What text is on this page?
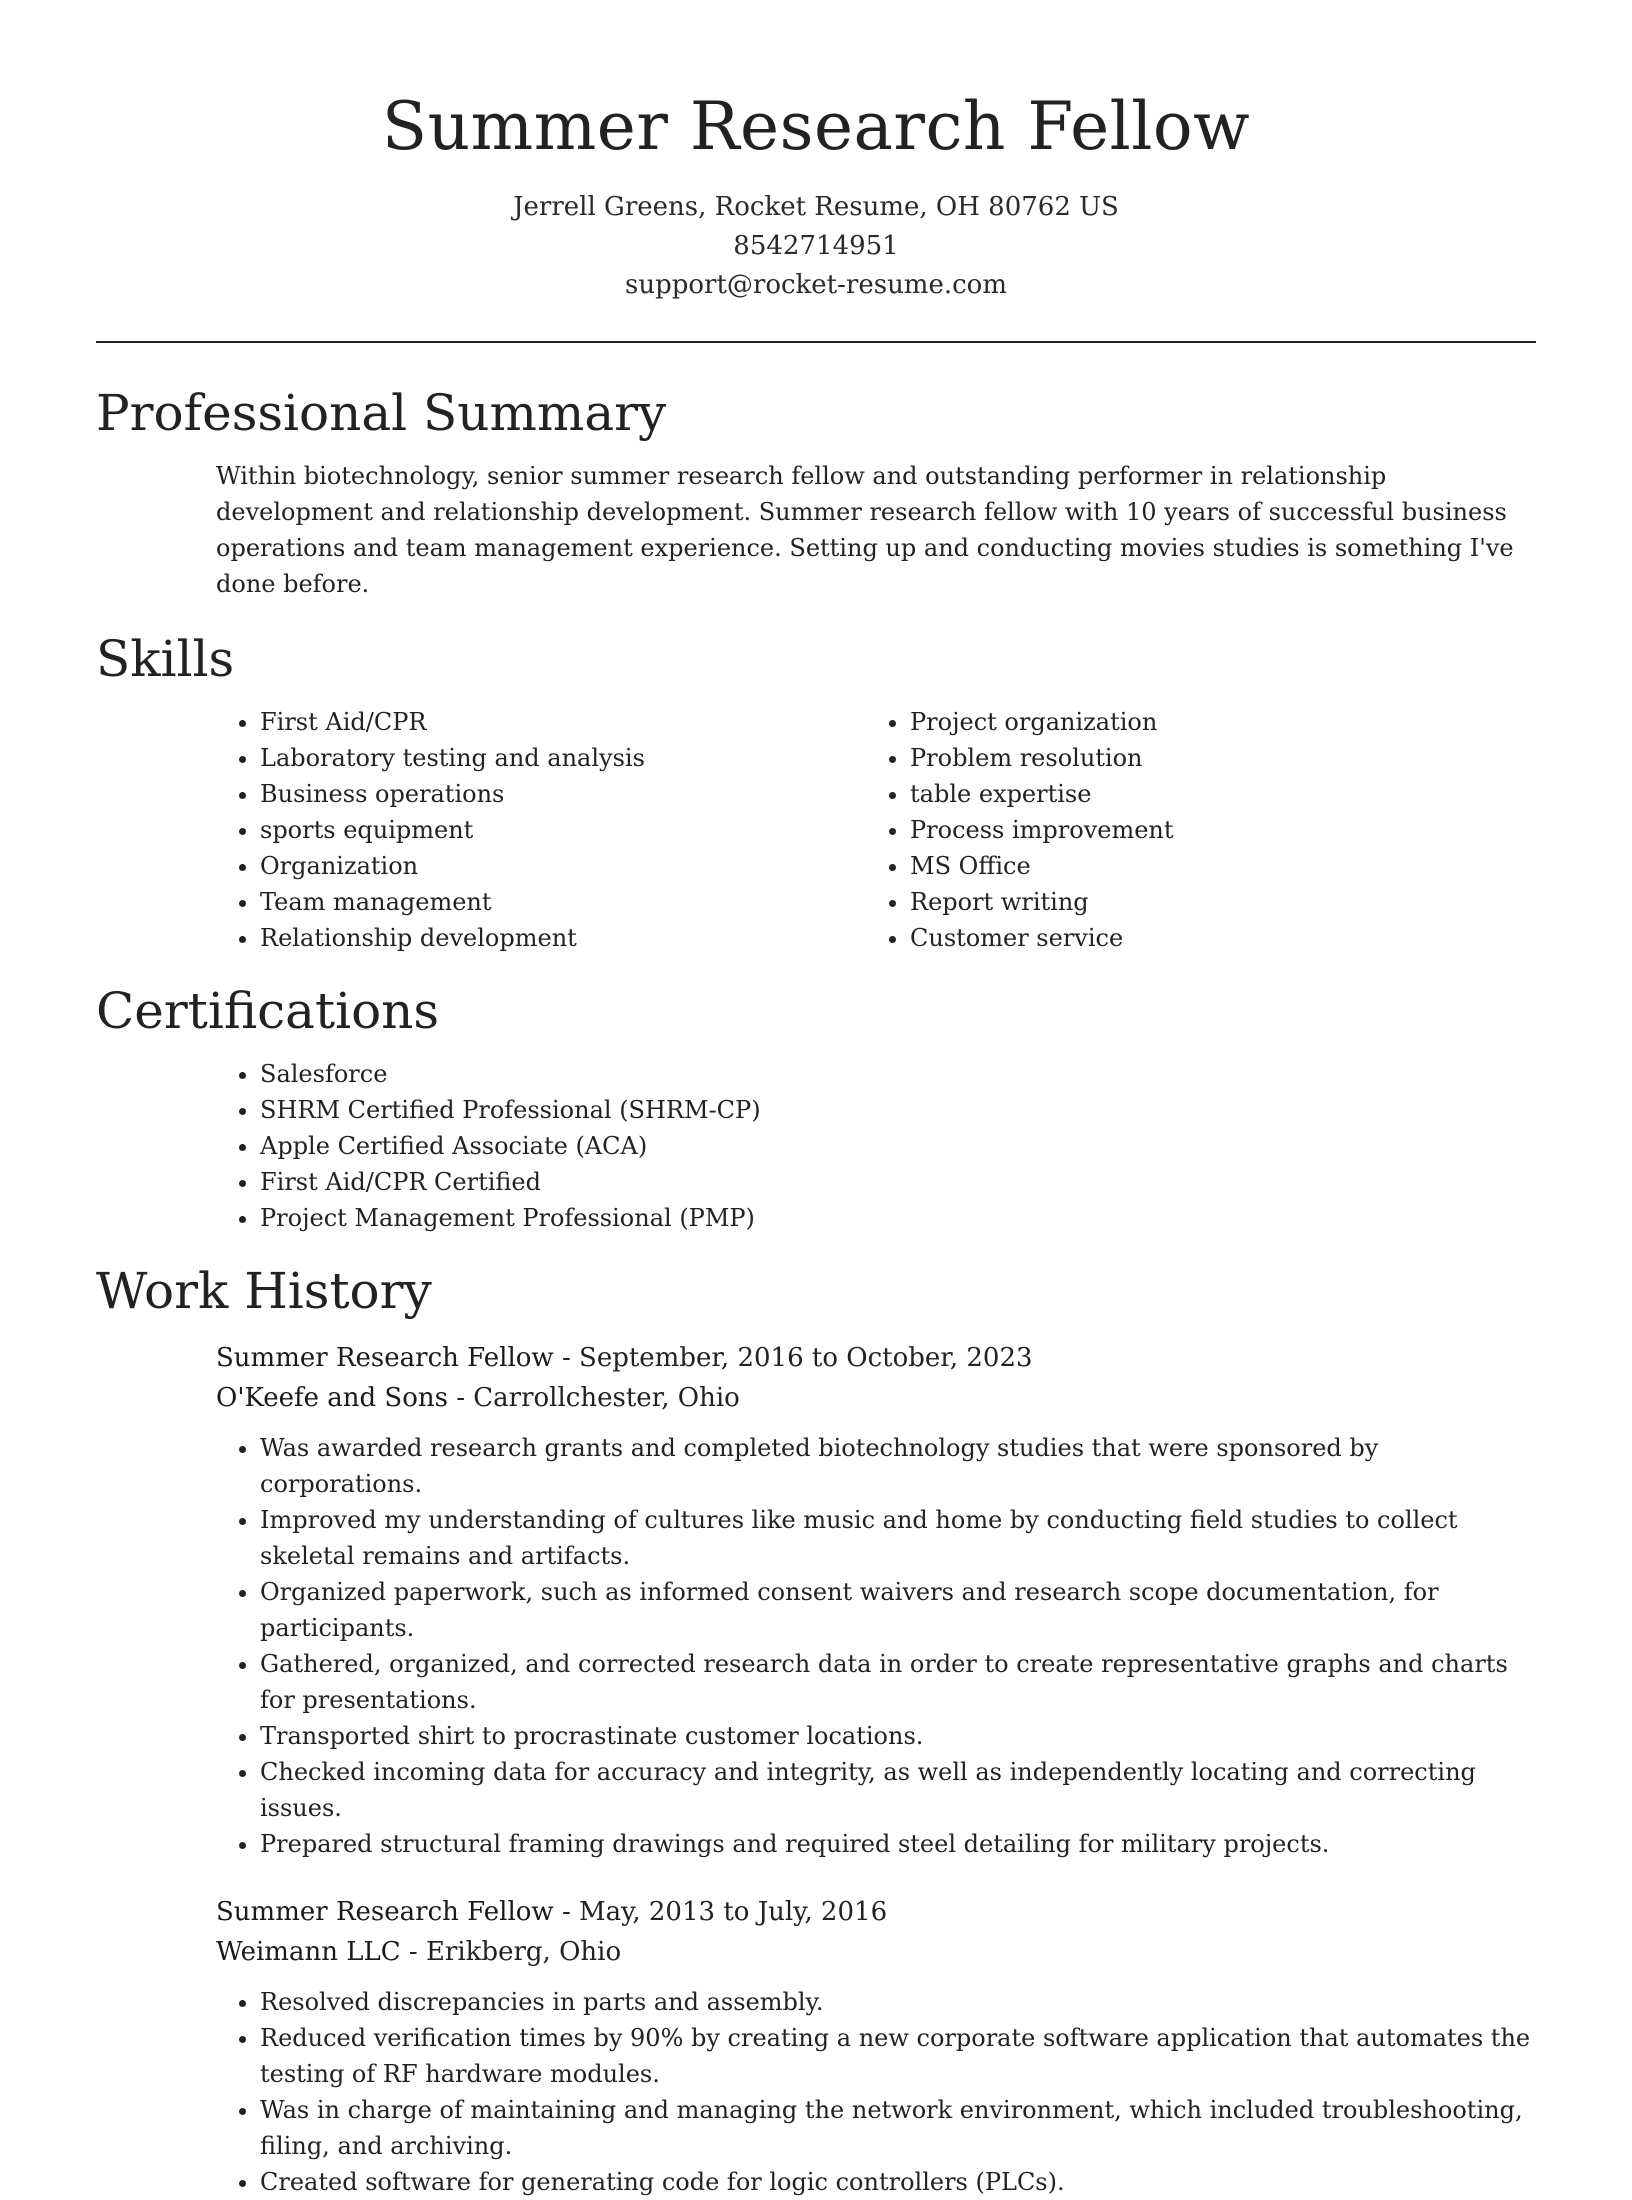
Summer Research Fellow
Jerrell Greens, Rocket Resume, OH 80762 US
8542714951
support@rocket-resume.com
Professional Summary

Within biotechnology, senior summer research fellow and outstanding performer in relationship development and relationship development. Summer research fellow with 10 years of successful business operations and team management experience. Setting up and conducting movies studies is something I've done before.

Skills
• First Aid/CPR
• Laboratory testing and analysis
• Business operations
• sports equipment
• Organization
• Team management
• Relationship development
• Project organization
• Problem resolution
• table expertise
• Process improvement
• MS Office
• Report writing
• Customer service
Certifications
• Salesforce
• SHRM Certified Professional (SHRM-CP)
• Apple Certified Associate (ACA)
• First Aid/CPR Certified
• Project Management Professional (PMP)
Work History
Summer Research Fellow - September, 2016 to October, 2023
O'Keefe and Sons - Carrollchester, Ohio
• Was awarded research grants and completed biotechnology studies that were sponsored by corporations.
• Improved my understanding of cultures like music and home by conducting field studies to collect skeletal remains and artifacts.
• Organized paperwork, such as informed consent waivers and research scope documentation, for participants.
• Gathered, organized, and corrected research data in order to create representative graphs and charts for presentations.
• Transported shirt to procrastinate customer locations.
• Checked incoming data for accuracy and integrity, as well as independently locating and correcting issues.
• Prepared structural framing drawings and required steel detailing for military projects.
Summer Research Fellow - May, 2013 to July, 2016
Weimann LLC - Erikberg, Ohio
• Resolved discrepancies in parts and assembly.
• Reduced verification times by 90% by creating a new corporate software application that automates the testing of RF hardware modules.
• Was in charge of maintaining and managing the network environment, which included troubleshooting, filing, and archiving.
• Created software for generating code for logic controllers (PLCs).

▸ Work instructions
Every line of the material is to be quoted exactly, with no pictures carried over.

▸ Expected answer
What text is on this page?
Summer Research Fellow
Jerrell Greens, Rocket Resume, OH 80762 US
8542714951
support@rocket-resume.com
Professional Summary

Within biotechnology, senior summer research fellow and outstanding performer in relationship development and relationship development. Summer research fellow with 10 years of successful business operations and team management experience. Setting up and conducting movies studies is something I've done before.

Skills
• First Aid/CPR
• Laboratory testing and analysis
• Business operations
• sports equipment
• Organization
• Team management
• Relationship development
• Project organization
• Problem resolution
• table expertise
• Process improvement
• MS Office
• Report writing
• Customer service
Certifications
• Salesforce
• SHRM Certified Professional (SHRM-CP)
• Apple Certified Associate (ACA)
• First Aid/CPR Certified
• Project Management Professional (PMP)
Work History
Summer Research Fellow - September, 2016 to October, 2023
O'Keefe and Sons - Carrollchester, Ohio
• Was awarded research grants and completed biotechnology studies that were sponsored by corporations.
• Improved my understanding of cultures like music and home by conducting field studies to collect skeletal remains and artifacts.
• Organized paperwork, such as informed consent waivers and research scope documentation, for participants.
• Gathered, organized, and corrected research data in order to create representative graphs and charts for presentations.
• Transported shirt to procrastinate customer locations.
• Checked incoming data for accuracy and integrity, as well as independently locating and correcting issues.
• Prepared structural framing drawings and required steel detailing for military projects.
Summer Research Fellow - May, 2013 to July, 2016
Weimann LLC - Erikberg, Ohio
• Resolved discrepancies in parts and assembly.
• Reduced verification times by 90% by creating a new corporate software application that automates the testing of RF hardware modules.
• Was in charge of maintaining and managing the network environment, which included troubleshooting, filing, and archiving.
• Created software for generating code for logic controllers (PLCs).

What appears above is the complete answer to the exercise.